■ **SHORT PROBLEM**
Reproduce the data that follows in its entirety, character for character.

+++++

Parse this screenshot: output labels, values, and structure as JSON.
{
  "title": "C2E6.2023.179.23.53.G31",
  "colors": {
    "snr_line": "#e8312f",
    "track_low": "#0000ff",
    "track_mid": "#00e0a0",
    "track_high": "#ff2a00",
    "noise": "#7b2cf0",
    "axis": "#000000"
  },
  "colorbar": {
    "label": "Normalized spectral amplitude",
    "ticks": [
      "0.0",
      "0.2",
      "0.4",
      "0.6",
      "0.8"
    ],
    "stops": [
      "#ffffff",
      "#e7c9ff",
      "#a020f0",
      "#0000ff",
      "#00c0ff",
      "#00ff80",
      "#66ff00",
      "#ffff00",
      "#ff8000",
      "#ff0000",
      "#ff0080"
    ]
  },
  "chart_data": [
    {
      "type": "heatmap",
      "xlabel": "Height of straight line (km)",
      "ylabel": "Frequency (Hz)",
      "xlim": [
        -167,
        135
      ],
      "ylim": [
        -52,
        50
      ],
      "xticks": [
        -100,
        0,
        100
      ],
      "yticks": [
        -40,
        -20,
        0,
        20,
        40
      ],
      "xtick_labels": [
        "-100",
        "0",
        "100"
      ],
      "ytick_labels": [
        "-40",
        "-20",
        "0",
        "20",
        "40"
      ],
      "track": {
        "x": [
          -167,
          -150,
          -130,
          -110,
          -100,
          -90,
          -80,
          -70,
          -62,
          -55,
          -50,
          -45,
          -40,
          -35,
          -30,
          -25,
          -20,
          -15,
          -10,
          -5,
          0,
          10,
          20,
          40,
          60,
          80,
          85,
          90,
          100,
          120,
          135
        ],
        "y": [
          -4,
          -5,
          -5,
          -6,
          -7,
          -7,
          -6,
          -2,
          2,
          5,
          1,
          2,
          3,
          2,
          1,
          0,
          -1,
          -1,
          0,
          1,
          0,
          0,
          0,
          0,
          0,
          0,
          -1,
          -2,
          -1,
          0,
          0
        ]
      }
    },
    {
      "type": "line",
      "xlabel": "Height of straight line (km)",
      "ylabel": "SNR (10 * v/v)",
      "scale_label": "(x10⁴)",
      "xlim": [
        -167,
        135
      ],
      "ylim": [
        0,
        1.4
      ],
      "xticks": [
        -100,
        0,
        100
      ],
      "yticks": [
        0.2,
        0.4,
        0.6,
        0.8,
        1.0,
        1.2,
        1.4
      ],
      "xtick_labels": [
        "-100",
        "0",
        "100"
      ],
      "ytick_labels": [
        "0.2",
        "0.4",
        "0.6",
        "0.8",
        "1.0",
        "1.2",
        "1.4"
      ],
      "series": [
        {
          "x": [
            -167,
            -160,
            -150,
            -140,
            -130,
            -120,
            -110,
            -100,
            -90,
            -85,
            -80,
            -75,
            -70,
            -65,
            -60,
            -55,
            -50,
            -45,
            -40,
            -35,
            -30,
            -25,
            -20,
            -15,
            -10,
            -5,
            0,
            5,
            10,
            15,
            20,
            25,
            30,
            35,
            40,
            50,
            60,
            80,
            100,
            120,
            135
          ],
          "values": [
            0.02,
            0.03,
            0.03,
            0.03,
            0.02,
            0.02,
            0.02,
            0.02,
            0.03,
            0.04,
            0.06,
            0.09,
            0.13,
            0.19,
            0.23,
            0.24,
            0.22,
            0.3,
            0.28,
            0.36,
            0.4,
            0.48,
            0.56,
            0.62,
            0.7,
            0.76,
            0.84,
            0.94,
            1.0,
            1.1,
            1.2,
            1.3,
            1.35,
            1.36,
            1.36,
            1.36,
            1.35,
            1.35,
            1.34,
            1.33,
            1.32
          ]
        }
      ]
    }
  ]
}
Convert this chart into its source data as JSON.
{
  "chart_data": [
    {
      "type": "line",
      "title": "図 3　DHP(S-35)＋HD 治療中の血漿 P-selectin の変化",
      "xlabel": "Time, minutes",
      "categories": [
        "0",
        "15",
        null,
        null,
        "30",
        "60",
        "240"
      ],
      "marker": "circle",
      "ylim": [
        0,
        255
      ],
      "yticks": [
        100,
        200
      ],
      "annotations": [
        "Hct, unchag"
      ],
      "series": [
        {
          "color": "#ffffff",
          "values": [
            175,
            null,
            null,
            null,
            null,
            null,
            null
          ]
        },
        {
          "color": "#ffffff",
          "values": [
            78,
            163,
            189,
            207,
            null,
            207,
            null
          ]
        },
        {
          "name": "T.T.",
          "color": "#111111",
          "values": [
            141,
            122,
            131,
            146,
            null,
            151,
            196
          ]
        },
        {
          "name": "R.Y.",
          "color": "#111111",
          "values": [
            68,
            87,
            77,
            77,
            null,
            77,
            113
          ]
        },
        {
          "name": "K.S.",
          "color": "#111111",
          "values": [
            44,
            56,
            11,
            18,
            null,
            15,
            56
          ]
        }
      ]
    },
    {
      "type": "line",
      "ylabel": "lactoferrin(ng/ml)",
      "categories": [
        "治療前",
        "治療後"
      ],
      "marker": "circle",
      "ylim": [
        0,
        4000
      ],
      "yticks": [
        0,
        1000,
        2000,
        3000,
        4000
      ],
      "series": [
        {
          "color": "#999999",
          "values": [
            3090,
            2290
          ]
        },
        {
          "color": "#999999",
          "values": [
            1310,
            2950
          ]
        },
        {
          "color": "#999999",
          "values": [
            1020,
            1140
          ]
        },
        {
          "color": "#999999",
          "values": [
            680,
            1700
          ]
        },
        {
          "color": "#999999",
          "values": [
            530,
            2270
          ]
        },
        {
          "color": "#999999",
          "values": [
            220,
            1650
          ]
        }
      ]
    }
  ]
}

+++++

■ **PROBLEM SOLUTION**
Parse this screenshot: output labels, values, and structure as JSON.
{
  "title": "C2E6.2023.179.23.53.G31",
  "colors": {
    "snr_line": "#e8312f",
    "track_low": "#0000ff",
    "track_mid": "#00e0a0",
    "track_high": "#ff2a00",
    "noise": "#7b2cf0",
    "axis": "#000000"
  },
  "colorbar": {
    "label": "Normalized spectral amplitude",
    "ticks": [
      "0.0",
      "0.2",
      "0.4",
      "0.6",
      "0.8"
    ],
    "stops": [
      "#ffffff",
      "#e7c9ff",
      "#a020f0",
      "#0000ff",
      "#00c0ff",
      "#00ff80",
      "#66ff00",
      "#ffff00",
      "#ff8000",
      "#ff0000",
      "#ff0080"
    ]
  },
  "chart_data": [
    {
      "type": "heatmap",
      "xlabel": "Height of straight line (km)",
      "ylabel": "Frequency (Hz)",
      "xlim": [
        -167,
        135
      ],
      "ylim": [
        -52,
        50
      ],
      "xticks": [
        -100,
        0,
        100
      ],
      "yticks": [
        -40,
        -20,
        0,
        20,
        40
      ],
      "xtick_labels": [
        "-100",
        "0",
        "100"
      ],
      "ytick_labels": [
        "-40",
        "-20",
        "0",
        "20",
        "40"
      ],
      "track": {
        "x": [
          -167,
          -150,
          -130,
          -110,
          -100,
          -90,
          -80,
          -70,
          -62,
          -55,
          -50,
          -45,
          -40,
          -35,
          -30,
          -25,
          -20,
          -15,
          -10,
          -5,
          0,
          10,
          20,
          40,
          60,
          80,
          85,
          90,
          100,
          120,
          135
        ],
        "y": [
          -4,
          -5,
          -5,
          -6,
          -7,
          -7,
          -6,
          -2,
          2,
          5,
          1,
          2,
          3,
          2,
          1,
          0,
          -1,
          -1,
          0,
          1,
          0,
          0,
          0,
          0,
          0,
          0,
          -1,
          -2,
          -1,
          0,
          0
        ]
      }
    },
    {
      "type": "line",
      "xlabel": "Height of straight line (km)",
      "ylabel": "SNR (10 * v/v)",
      "scale_label": "(x10⁴)",
      "xlim": [
        -167,
        135
      ],
      "ylim": [
        0,
        1.4
      ],
      "xticks": [
        -100,
        0,
        100
      ],
      "yticks": [
        0.2,
        0.4,
        0.6,
        0.8,
        1.0,
        1.2,
        1.4
      ],
      "xtick_labels": [
        "-100",
        "0",
        "100"
      ],
      "ytick_labels": [
        "0.2",
        "0.4",
        "0.6",
        "0.8",
        "1.0",
        "1.2",
        "1.4"
      ],
      "series": [
        {
          "x": [
            -167,
            -160,
            -150,
            -140,
            -130,
            -120,
            -110,
            -100,
            -90,
            -85,
            -80,
            -75,
            -70,
            -65,
            -60,
            -55,
            -50,
            -45,
            -40,
            -35,
            -30,
            -25,
            -20,
            -15,
            -10,
            -5,
            0,
            5,
            10,
            15,
            20,
            25,
            30,
            35,
            40,
            50,
            60,
            80,
            100,
            120,
            135
          ],
          "values": [
            0.02,
            0.03,
            0.03,
            0.03,
            0.02,
            0.02,
            0.02,
            0.02,
            0.03,
            0.04,
            0.06,
            0.09,
            0.13,
            0.19,
            0.23,
            0.24,
            0.22,
            0.3,
            0.28,
            0.36,
            0.4,
            0.48,
            0.56,
            0.62,
            0.7,
            0.76,
            0.84,
            0.94,
            1.0,
            1.1,
            1.2,
            1.3,
            1.35,
            1.36,
            1.36,
            1.36,
            1.35,
            1.35,
            1.34,
            1.33,
            1.32
          ]
        }
      ]
    }
  ]
}
Convert this chart into its source data as JSON.
{
  "chart_data": [
    {
      "type": "line",
      "title": "図 3　DHP(S-35)＋HD 治療中の血漿 P-selectin の変化",
      "xlabel": "Time, minutes",
      "categories": [
        "0",
        "15",
        null,
        null,
        "30",
        "60",
        "240"
      ],
      "marker": "circle",
      "ylim": [
        0,
        255
      ],
      "yticks": [
        100,
        200
      ],
      "annotations": [
        "Hct, unchag"
      ],
      "series": [
        {
          "color": "#ffffff",
          "values": [
            175,
            null,
            null,
            null,
            null,
            null,
            null
          ]
        },
        {
          "color": "#ffffff",
          "values": [
            78,
            163,
            189,
            207,
            null,
            207,
            null
          ]
        },
        {
          "name": "T.T.",
          "color": "#111111",
          "values": [
            141,
            122,
            131,
            146,
            null,
            151,
            196
          ]
        },
        {
          "name": "R.Y.",
          "color": "#111111",
          "values": [
            68,
            87,
            77,
            77,
            null,
            77,
            113
          ]
        },
        {
          "name": "K.S.",
          "color": "#111111",
          "values": [
            44,
            56,
            11,
            18,
            null,
            15,
            56
          ]
        }
      ]
    },
    {
      "type": "line",
      "ylabel": "lactoferrin(ng/ml)",
      "categories": [
        "治療前",
        "治療後"
      ],
      "marker": "circle",
      "ylim": [
        0,
        4000
      ],
      "yticks": [
        0,
        1000,
        2000,
        3000,
        4000
      ],
      "series": [
        {
          "color": "#999999",
          "values": [
            3090,
            2290
          ]
        },
        {
          "color": "#999999",
          "values": [
            1310,
            2950
          ]
        },
        {
          "color": "#999999",
          "values": [
            1020,
            1140
          ]
        },
        {
          "color": "#999999",
          "values": [
            680,
            1700
          ]
        },
        {
          "color": "#999999",
          "values": [
            530,
            2270
          ]
        },
        {
          "color": "#999999",
          "values": [
            220,
            1650
          ]
        }
      ]
    }
  ]
}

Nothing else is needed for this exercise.